__Task details__. Retype the records below exactly as they appear.

-------- Data listing --------

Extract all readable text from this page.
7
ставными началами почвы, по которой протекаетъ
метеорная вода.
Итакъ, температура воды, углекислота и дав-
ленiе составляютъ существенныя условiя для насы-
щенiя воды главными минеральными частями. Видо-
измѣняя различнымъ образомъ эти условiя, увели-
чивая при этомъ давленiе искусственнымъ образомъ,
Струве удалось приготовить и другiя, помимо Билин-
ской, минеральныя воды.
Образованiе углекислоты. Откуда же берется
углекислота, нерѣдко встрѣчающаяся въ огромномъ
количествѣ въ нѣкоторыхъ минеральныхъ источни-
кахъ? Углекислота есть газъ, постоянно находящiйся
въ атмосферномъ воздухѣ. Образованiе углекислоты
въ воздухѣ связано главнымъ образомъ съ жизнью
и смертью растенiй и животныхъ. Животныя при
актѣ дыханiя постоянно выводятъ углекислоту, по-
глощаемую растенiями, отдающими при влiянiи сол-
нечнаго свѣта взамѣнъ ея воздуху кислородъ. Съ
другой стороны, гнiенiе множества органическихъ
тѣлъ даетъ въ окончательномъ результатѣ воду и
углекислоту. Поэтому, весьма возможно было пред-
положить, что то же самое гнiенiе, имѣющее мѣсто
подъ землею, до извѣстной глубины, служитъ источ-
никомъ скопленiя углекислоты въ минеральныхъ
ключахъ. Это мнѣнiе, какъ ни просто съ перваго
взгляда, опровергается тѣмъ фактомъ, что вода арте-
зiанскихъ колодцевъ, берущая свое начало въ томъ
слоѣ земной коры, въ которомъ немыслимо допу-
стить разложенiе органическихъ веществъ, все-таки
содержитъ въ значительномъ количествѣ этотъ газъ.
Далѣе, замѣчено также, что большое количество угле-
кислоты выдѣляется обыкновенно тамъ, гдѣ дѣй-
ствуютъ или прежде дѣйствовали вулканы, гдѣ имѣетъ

--------

__Exercise output__.
Extract all readable text from this page.
7
ставными началами почвы, по которой протекаетъ
метеорная вода.
Итакъ, температура воды, углекислота и дав-
ленiе составляютъ существенныя условiя для насы-
щенiя воды главными минеральными частями. Видо-
измѣняя различнымъ образомъ эти условiя, увели-
чивая при этомъ давленiе искусственнымъ образомъ,
Струве удалось приготовить и другiя, помимо Билин-
ской, минеральныя воды.
Образованiе углекислоты. Откуда же берется
углекислота, нерѣдко встрѣчающаяся въ огромномъ
количествѣ въ нѣкоторыхъ минеральныхъ источни-
кахъ? Углекислота есть газъ, постоянно находящiйся
въ атмосферномъ воздухѣ. Образованiе углекислоты
въ воздухѣ связано главнымъ образомъ съ жизнью
и смертью растенiй и животныхъ. Животныя при
актѣ дыханiя постоянно выводятъ углекислоту, по-
глощаемую растенiями, отдающими при влiянiи сол-
нечнаго свѣта взамѣнъ ея воздуху кислородъ. Съ
другой стороны, гнiенiе множества органическихъ
тѣлъ даетъ въ окончательномъ результатѣ воду и
углекислоту. Поэтому, весьма возможно было пред-
положить, что то же самое гнiенiе, имѣющее мѣсто
подъ землею, до извѣстной глубины, служитъ источ-
никомъ скопленiя углекислоты въ минеральныхъ
ключахъ. Это мнѣнiе, какъ ни просто съ перваго
взгляда, опровергается тѣмъ фактомъ, что вода арте-
зiанскихъ колодцевъ, берущая свое начало въ томъ
слоѣ земной коры, въ которомъ немыслимо допу-
стить разложенiе органическихъ веществъ, все-таки
содержитъ въ значительномъ количествѣ этотъ газъ.
Далѣе, замѣчено также, что большое количество угле-
кислоты выдѣляется обыкновенно тамъ, гдѣ дѣй-
ствуютъ или прежде дѣйствовали вулканы, гдѣ имѣетъ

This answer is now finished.